TASK GOAL
Take the entries below and reproduce them word for word.

DATASET EXCERPTS
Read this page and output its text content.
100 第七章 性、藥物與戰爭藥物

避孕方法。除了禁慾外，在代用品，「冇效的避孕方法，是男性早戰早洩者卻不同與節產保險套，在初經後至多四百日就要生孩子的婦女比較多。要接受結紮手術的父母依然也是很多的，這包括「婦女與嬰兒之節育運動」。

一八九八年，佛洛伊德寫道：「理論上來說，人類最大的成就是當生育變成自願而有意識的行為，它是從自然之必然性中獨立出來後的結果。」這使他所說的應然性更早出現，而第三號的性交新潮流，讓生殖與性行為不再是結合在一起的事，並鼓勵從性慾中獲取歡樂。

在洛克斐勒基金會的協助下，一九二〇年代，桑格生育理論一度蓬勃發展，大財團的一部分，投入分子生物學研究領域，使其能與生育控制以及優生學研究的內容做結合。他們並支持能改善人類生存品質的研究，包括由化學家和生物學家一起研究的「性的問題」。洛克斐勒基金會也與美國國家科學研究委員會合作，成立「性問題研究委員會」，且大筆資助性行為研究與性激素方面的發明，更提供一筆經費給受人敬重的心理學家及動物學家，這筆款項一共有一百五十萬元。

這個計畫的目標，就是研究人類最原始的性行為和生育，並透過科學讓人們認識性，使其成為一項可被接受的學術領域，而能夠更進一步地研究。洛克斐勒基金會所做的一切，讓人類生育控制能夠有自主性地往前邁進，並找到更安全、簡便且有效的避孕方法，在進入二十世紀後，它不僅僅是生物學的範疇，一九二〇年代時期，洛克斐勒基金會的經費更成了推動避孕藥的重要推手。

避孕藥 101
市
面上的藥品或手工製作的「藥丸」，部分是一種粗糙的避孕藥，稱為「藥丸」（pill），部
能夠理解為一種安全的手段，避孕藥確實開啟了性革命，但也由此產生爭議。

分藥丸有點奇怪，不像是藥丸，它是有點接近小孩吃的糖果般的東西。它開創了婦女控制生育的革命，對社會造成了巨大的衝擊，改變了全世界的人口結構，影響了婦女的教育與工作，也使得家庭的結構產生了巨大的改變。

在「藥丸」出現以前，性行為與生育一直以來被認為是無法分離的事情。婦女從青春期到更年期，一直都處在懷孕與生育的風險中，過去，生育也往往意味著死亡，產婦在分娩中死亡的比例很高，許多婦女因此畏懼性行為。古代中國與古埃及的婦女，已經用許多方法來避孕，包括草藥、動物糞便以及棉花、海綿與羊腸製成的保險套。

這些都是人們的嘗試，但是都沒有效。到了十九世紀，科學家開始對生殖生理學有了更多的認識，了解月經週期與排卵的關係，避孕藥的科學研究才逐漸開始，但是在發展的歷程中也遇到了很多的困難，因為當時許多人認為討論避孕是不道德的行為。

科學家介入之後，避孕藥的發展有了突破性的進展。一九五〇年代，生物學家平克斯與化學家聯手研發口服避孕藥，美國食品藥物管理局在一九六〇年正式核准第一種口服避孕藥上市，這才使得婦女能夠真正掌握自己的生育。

TASK SOLUTION
Read this page and output its text content.
100 第七章 性、藥物與戰爭藥物

避孕方法。除了禁慾外，在代用品，「冇效的避孕方法，是男性早戰早洩者卻不同與節產保險套，在初經後至多四百日就要生孩子的婦女比較多。要接受結紮手術的父母依然也是很多的，這包括「婦女與嬰兒之節育運動」。

一八九八年，佛洛伊德寫道：「理論上來說，人類最大的成就是當生育變成自願而有意識的行為，它是從自然之必然性中獨立出來後的結果。」這使他所說的應然性更早出現，而第三號的性交新潮流，讓生殖與性行為不再是結合在一起的事，並鼓勵從性慾中獲取歡樂。

在洛克斐勒基金會的協助下，一九二〇年代，桑格生育理論一度蓬勃發展，大財團的一部分，投入分子生物學研究領域，使其能與生育控制以及優生學研究的內容做結合。他們並支持能改善人類生存品質的研究，包括由化學家和生物學家一起研究的「性的問題」。洛克斐勒基金會也與美國國家科學研究委員會合作，成立「性問題研究委員會」，且大筆資助性行為研究與性激素方面的發明，更提供一筆經費給受人敬重的心理學家及動物學家，這筆款項一共有一百五十萬元。

這個計畫的目標，就是研究人類最原始的性行為和生育，並透過科學讓人們認識性，使其成為一項可被接受的學術領域，而能夠更進一步地研究。洛克斐勒基金會所做的一切，讓人類生育控制能夠有自主性地往前邁進，並找到更安全、簡便且有效的避孕方法，在進入二十世紀後，它不僅僅是生物學的範疇，一九二〇年代時期，洛克斐勒基金會的經費更成了推動避孕藥的重要推手。

避孕藥 101
市
面上的藥品或手工製作的「藥丸」，部分是一種粗糙的避孕藥，稱為「藥丸」（pill），部
能夠理解為一種安全的手段，避孕藥確實開啟了性革命，但也由此產生爭議。

分藥丸有點奇怪，不像是藥丸，它是有點接近小孩吃的糖果般的東西。它開創了婦女控制生育的革命，對社會造成了巨大的衝擊，改變了全世界的人口結構，影響了婦女的教育與工作，也使得家庭的結構產生了巨大的改變。

在「藥丸」出現以前，性行為與生育一直以來被認為是無法分離的事情。婦女從青春期到更年期，一直都處在懷孕與生育的風險中，過去，生育也往往意味著死亡，產婦在分娩中死亡的比例很高，許多婦女因此畏懼性行為。古代中國與古埃及的婦女，已經用許多方法來避孕，包括草藥、動物糞便以及棉花、海綿與羊腸製成的保險套。

這些都是人們的嘗試，但是都沒有效。到了十九世紀，科學家開始對生殖生理學有了更多的認識，了解月經週期與排卵的關係，避孕藥的科學研究才逐漸開始，但是在發展的歷程中也遇到了很多的困難，因為當時許多人認為討論避孕是不道德的行為。

科學家介入之後，避孕藥的發展有了突破性的進展。一九五〇年代，生物學家平克斯與化學家聯手研發口服避孕藥，美國食品藥物管理局在一九六〇年正式核准第一種口服避孕藥上市，這才使得婦女能夠真正掌握自己的生育。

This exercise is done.